(Structured figure records)
*-*-*
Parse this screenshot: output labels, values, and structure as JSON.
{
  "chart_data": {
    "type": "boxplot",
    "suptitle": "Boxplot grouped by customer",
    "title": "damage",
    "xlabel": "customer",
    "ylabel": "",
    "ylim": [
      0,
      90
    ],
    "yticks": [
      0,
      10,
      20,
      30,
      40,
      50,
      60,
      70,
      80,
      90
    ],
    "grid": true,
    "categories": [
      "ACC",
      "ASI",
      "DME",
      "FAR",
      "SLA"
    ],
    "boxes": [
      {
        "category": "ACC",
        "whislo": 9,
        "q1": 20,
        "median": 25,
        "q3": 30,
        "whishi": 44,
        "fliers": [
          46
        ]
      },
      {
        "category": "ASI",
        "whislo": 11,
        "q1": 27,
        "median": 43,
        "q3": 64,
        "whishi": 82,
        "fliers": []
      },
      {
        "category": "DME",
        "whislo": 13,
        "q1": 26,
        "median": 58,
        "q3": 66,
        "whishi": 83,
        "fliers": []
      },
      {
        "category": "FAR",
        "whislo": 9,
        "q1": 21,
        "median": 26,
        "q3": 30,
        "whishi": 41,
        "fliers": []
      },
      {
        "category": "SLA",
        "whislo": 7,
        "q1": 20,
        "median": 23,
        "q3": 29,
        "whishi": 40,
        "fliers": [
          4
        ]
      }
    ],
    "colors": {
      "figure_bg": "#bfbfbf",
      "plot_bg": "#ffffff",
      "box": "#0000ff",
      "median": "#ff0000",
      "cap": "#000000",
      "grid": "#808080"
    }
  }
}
*-*-*
Written request: Give the entries again in full, exactly as they are written.

Exercise result:
Parse this screenshot: output labels, values, and structure as JSON.
{
  "chart_data": {
    "type": "boxplot",
    "suptitle": "Boxplot grouped by customer",
    "title": "damage",
    "xlabel": "customer",
    "ylabel": "",
    "ylim": [
      0,
      90
    ],
    "yticks": [
      0,
      10,
      20,
      30,
      40,
      50,
      60,
      70,
      80,
      90
    ],
    "grid": true,
    "categories": [
      "ACC",
      "ASI",
      "DME",
      "FAR",
      "SLA"
    ],
    "boxes": [
      {
        "category": "ACC",
        "whislo": 9,
        "q1": 20,
        "median": 25,
        "q3": 30,
        "whishi": 44,
        "fliers": [
          46
        ]
      },
      {
        "category": "ASI",
        "whislo": 11,
        "q1": 27,
        "median": 43,
        "q3": 64,
        "whishi": 82,
        "fliers": []
      },
      {
        "category": "DME",
        "whislo": 13,
        "q1": 26,
        "median": 58,
        "q3": 66,
        "whishi": 83,
        "fliers": []
      },
      {
        "category": "FAR",
        "whislo": 9,
        "q1": 21,
        "median": 26,
        "q3": 30,
        "whishi": 41,
        "fliers": []
      },
      {
        "category": "SLA",
        "whislo": 7,
        "q1": 20,
        "median": 23,
        "q3": 29,
        "whishi": 40,
        "fliers": [
          4
        ]
      }
    ],
    "colors": {
      "figure_bg": "#bfbfbf",
      "plot_bg": "#ffffff",
      "box": "#0000ff",
      "median": "#ff0000",
      "cap": "#000000",
      "grid": "#808080"
    }
  }
}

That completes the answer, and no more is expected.